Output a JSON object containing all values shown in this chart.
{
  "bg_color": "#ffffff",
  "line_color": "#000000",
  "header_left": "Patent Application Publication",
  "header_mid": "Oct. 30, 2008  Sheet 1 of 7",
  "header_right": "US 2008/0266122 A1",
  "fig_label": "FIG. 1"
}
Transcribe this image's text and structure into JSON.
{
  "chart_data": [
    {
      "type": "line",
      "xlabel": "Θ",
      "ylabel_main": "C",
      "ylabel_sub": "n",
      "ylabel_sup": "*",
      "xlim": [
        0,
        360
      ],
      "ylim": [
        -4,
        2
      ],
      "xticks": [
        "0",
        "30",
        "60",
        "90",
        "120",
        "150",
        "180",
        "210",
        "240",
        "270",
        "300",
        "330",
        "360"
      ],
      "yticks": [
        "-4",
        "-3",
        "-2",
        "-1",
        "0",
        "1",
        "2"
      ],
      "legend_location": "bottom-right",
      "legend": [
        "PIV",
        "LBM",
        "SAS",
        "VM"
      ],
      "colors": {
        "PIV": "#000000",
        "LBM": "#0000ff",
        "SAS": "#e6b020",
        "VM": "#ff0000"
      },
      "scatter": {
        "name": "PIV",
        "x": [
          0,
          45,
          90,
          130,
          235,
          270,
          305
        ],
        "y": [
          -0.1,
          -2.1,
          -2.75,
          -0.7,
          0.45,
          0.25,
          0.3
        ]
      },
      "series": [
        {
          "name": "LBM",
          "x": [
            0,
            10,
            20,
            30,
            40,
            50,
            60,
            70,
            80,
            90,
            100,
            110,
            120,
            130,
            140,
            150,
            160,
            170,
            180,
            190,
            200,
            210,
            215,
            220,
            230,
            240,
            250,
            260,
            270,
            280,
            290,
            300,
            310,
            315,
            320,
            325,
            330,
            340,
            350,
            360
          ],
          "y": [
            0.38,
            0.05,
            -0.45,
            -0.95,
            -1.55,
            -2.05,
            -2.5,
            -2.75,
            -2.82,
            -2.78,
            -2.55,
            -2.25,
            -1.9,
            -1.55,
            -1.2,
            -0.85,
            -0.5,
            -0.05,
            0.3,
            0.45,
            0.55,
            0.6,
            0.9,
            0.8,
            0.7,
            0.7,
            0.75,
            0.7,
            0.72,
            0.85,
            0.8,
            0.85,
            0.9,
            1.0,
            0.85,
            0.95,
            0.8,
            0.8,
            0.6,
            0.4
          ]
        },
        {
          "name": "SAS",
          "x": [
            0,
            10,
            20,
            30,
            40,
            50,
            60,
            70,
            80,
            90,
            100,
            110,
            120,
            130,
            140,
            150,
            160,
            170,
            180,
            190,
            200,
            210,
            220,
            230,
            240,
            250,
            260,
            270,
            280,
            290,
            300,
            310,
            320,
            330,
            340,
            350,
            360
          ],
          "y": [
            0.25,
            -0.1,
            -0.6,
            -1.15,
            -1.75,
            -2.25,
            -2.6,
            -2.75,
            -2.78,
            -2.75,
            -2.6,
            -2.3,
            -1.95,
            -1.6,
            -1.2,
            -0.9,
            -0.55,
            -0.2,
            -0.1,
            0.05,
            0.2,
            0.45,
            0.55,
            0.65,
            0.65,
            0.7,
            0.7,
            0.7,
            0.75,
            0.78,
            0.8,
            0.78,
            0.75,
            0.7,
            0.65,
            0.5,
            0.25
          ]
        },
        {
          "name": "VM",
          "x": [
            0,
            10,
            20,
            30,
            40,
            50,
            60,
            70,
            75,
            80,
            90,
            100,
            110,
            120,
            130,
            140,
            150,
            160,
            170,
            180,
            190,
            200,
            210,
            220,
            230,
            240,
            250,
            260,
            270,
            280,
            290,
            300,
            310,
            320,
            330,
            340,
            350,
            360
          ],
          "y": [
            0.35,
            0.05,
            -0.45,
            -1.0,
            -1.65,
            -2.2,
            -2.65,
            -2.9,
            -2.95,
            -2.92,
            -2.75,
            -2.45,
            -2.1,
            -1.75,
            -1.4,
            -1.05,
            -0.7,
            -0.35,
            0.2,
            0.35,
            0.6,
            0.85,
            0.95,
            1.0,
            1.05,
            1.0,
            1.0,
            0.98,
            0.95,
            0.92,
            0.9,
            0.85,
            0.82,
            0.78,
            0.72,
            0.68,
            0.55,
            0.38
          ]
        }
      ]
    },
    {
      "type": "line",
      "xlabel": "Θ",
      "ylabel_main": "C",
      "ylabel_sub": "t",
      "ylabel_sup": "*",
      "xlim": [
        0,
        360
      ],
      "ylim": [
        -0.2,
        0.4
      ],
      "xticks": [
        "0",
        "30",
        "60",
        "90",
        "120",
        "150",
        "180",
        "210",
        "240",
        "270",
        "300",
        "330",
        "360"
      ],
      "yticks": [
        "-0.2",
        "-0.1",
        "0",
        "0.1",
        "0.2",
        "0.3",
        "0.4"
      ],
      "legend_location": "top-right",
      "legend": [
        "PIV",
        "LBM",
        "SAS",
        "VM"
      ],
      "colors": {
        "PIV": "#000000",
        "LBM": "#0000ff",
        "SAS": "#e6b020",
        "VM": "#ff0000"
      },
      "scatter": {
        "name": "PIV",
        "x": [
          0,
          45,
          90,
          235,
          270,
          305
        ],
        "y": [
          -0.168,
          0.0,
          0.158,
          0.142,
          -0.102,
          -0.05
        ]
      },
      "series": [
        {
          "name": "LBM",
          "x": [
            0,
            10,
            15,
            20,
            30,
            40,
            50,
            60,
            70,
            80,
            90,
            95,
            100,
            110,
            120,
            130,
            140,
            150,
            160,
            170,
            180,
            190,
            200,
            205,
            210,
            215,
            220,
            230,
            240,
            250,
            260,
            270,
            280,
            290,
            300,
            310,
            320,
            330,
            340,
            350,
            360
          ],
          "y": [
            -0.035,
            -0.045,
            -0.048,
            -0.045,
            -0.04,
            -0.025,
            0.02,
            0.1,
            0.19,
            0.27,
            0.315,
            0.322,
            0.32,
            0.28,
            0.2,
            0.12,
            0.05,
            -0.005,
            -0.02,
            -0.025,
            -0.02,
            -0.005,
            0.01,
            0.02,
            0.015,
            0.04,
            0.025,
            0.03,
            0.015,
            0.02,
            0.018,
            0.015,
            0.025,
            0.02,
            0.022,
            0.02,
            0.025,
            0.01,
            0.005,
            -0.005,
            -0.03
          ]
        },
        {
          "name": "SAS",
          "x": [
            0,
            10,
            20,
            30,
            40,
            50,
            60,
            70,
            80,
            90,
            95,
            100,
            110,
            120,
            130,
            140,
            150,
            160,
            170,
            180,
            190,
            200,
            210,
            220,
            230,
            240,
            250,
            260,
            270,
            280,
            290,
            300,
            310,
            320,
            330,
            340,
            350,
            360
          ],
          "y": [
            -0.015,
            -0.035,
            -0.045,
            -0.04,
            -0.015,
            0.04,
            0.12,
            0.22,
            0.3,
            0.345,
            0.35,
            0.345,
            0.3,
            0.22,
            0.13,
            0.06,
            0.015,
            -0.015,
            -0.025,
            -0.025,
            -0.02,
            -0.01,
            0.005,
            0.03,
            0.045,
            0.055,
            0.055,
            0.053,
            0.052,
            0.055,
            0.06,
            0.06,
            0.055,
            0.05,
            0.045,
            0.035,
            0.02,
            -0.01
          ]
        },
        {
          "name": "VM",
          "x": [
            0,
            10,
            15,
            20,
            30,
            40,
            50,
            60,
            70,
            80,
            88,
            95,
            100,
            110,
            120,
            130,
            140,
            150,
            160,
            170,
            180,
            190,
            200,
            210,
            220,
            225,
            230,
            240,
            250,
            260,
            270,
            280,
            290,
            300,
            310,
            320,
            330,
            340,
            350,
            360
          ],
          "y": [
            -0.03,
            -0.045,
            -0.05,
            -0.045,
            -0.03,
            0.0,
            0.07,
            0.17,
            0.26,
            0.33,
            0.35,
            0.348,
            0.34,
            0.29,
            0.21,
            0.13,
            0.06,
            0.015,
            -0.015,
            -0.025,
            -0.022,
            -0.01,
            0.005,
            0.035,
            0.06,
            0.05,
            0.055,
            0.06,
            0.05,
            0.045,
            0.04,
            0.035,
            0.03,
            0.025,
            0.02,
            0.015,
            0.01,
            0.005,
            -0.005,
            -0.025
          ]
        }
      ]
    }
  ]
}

———

_Aim of the task_: Find each line with the string "this" and copy it out.

_Problem solution_:
Output a JSON object containing all values shown in this chart.
Transcribe this image's text and structure into JSON.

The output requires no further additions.